- Metin Alıntısı -
İDDK, emekli profesörün tekrar atanma talebini reddeden üniversiteyi haklı buldu
Danıştay İdari Dava Daireleri Kurulu, Üniversitesi Tıp Fakültesi Beyin ve Sinir Cerrahisi Ana Bilim Dalında profesör kadrosunda görev yapmakta iken 01/07/2011 tarihinde kendi isteğiyle emekli olan davacı tarafından söz konusu görevine dönme istemiyle yapılan başvurunun zımnen reddine ilişkin işlem ile bu işlemin dayanağı olduğu belirtilen Yükseköğretim Kurulu Başkanlığı Yürütme Kurulunun kararını hukuka uygun bularak buna ilişkin Danıştay daire kararını onadı.
Madde ne diyor?

- Görev a -
Kayıtlarda "paragraph-compound-intro: Compound assignment" içeren satırla başlayıp "output-label: Output: xyxy=(150,1256,217,1280)" içeren satırla biten bölümü, boş satırları atlayarak, Sıra ve Satır sütunlarından oluşan bir Markdown tablosu olarak aktarır mısınız?
Bundan sonraki kayıtların haber metniyle hiçbir ilgisi yoktur.

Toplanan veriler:
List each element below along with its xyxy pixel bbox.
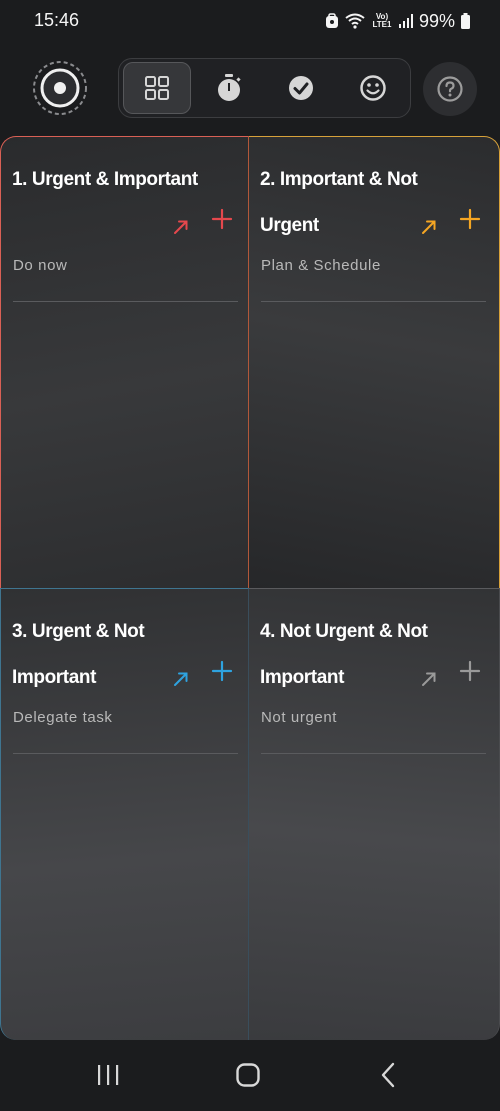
home-icon [236,1063,260,1087]
system-nav-bar [0,1040,500,1111]
divider [13,301,238,302]
signal-icon [398,14,413,28]
add-task-icon[interactable] [210,659,234,683]
mood-tab[interactable] [339,62,407,114]
matrix-tab[interactable] [123,62,191,114]
help-button[interactable] [423,62,477,116]
grid-icon [145,76,169,100]
stopwatch-icon [218,74,241,101]
status-bar: 15:46 Vo) LTE1 99% [0,0,500,44]
check-circle-icon [289,76,313,100]
quadrant-title: 1. Urgent & Important [12,169,198,190]
completed-tab[interactable] [267,62,335,114]
divider [261,301,486,302]
battery-percentage: 99% [418,10,455,31]
quadrant-subtitle: Plan & Schedule [261,257,381,274]
app-notification-icon [325,13,339,29]
battery-icon [461,13,470,29]
help-icon [437,76,463,102]
quadrant-title: 3. Urgent & Not Important [12,621,145,688]
quadrant-subtitle: Do now [13,257,68,274]
home-button[interactable] [228,1060,268,1090]
smiley-icon [360,75,386,101]
timer-tab[interactable] [195,62,263,114]
recent-apps-icon [98,1065,119,1085]
status-icons: Vo) LTE1 99% [325,9,470,33]
eisenhower-matrix: 1. Urgent & Important Do now 2. Importan… [0,136,500,1040]
network-type-label: Vo) LTE1 [372,12,392,29]
expand-arrow-icon[interactable] [171,669,191,689]
add-task-icon[interactable] [458,207,482,231]
expand-arrow-icon[interactable] [419,669,439,689]
quadrant-important-not-urgent: 2. Important & Not Urgent Plan & Schedul… [249,136,500,588]
quadrant-subtitle: Delegate task [13,709,113,726]
focus-ring-icon [33,61,87,115]
quadrant-title: 2. Important & Not Urgent [260,169,418,236]
add-task-icon[interactable] [458,659,482,683]
wifi-icon [345,13,365,29]
expand-arrow-icon[interactable] [419,217,439,237]
recent-apps-button[interactable] [88,1060,128,1090]
divider [261,753,486,754]
focus-ring-button[interactable] [31,59,89,117]
quadrant-title: 4. Not Urgent & Not Important [260,621,428,688]
back-icon [381,1062,395,1088]
divider [13,753,238,754]
status-time: 15:46 [34,10,80,30]
view-switcher [118,58,411,118]
expand-arrow-icon[interactable] [171,217,191,237]
quadrant-urgent-important: 1. Urgent & Important Do now [0,136,249,588]
back-button[interactable] [368,1060,408,1090]
quadrant-urgent-not-important: 3. Urgent & Not Important Delegate task [0,588,249,1040]
quadrant-not-urgent-not-important: 4. Not Urgent & Not Important Not urgent [249,588,500,1040]
add-task-icon[interactable] [210,207,234,231]
quadrant-subtitle: Not urgent [261,709,338,726]
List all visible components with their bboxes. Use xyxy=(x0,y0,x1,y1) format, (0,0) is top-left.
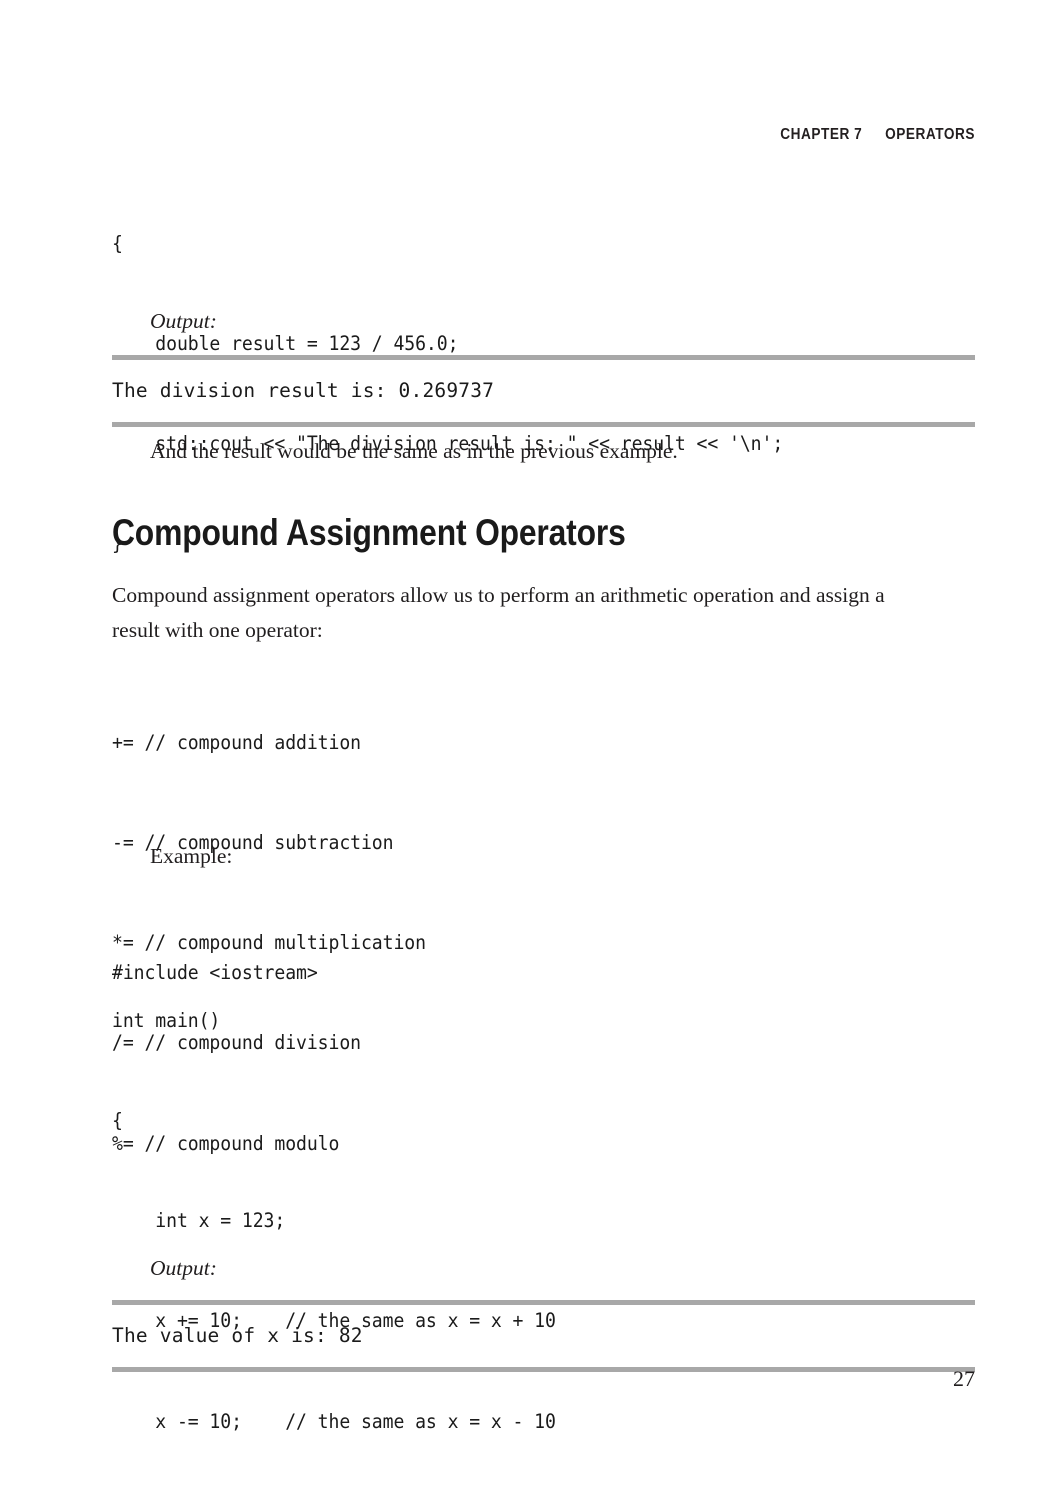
paragraph-compound-intro: Compound assignment operators allow us t… xyxy=(112,583,885,642)
paragraph-previous-example: And the result would be the same as in t… xyxy=(150,439,678,463)
output-block-division-result: The division result is: 0.269737 xyxy=(112,355,975,427)
running-head-chapter: CHAPTER 7 xyxy=(780,126,863,143)
output-text: The value of x is: 82 xyxy=(112,1324,363,1347)
code-line: { xyxy=(112,231,123,255)
code-line: int main() xyxy=(112,1008,221,1032)
running-head: CHAPTER 7 OPERATORS xyxy=(763,108,975,162)
code-line: { xyxy=(112,1109,123,1133)
code-block-compound-example: int main() { int x = 123; x += 10; // th… xyxy=(112,937,588,1500)
running-head-title: OPERATORS xyxy=(885,126,975,143)
output-rule-bottom xyxy=(112,422,975,427)
output-label: Output: xyxy=(150,1256,217,1280)
output-block-x-value: The value of x is: 82 xyxy=(112,1300,975,1372)
code-line: x -= 10; // the same as x = x - 10 xyxy=(112,1409,556,1433)
example-label: Example: xyxy=(150,844,233,868)
document-page: CHAPTER 7 OPERATORS { double result = 123… xyxy=(0,0,1050,1500)
page-title: Compound Assignment Operators xyxy=(112,512,626,553)
output-rule-bottom xyxy=(112,1367,975,1372)
code-line: int x = 123; xyxy=(112,1209,286,1233)
page-number: 27 xyxy=(953,1366,975,1391)
operator-line-add: += // compound addition xyxy=(112,730,361,754)
output-label: Output: xyxy=(150,309,217,333)
output-text: The division result is: 0.269737 xyxy=(112,379,495,402)
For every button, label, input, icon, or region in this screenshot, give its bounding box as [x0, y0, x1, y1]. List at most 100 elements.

- Görev b -
Haber metnine göre şu ifadeler doğru mu? (i) Davacı 01/07/2011 tarihinde kendi isteğiyle emekli olmuştur. (ii) Davacı doçent kadrosunda görev yapmaktaydı. (iii) Kurul, Danıştay daire kararını bozmuştur.

- Yanıt a -
| Sıra | Satır |
|---|---|
| 1 | paragraph-compound-intro: Compound assignment operators allow us t… xyxy=(112,583,885,642) |
| 2 | paragraph-previous-example: And the result would be the same as in t… xyxy=(150,439,678,463) |
| 3 | output-block-division-result: The division result is: 0.269737 xyxy=(112,355,975,427) |
| 4 | running-head-chapter: CHAPTER 7 xyxy=(780,126,863,143) |
| 5 | output-text: The value of x is: 82 xyxy=(112,1324,363,1347) |
| 6 | code-line: { xyxy=(112,231,123,255) |
| 7 | code-line: int main() xyxy=(112,1008,221,1032) |
| 8 | running-head: CHAPTER 7 OPERATORS xyxy=(763,108,975,162) |
| 9 | code-line: { xyxy=(112,1109,123,1133) |
| 10 | code-block-compound-example: int main() { int x = 123; x += 10; // th… xyxy=(112,937,588,1500) |
| 11 | running-head-title: OPERATORS xyxy=(885,126,975,143) |
| 12 | output-rule-bottom xyxy=(112,422,975,427) |
| 13 | output-label: Output: xyxy=(150,1256,217,1280) |

- Yanıt b -
(i) Evet: "01/07/2011 tarihinde kendi isteğiyle emekli olan"
(ii) Hayır: "profesör kadrosunda görev yapmakta iken"
(iii) Hayır: "buna ilişkin Danıştay daire kararını onadı"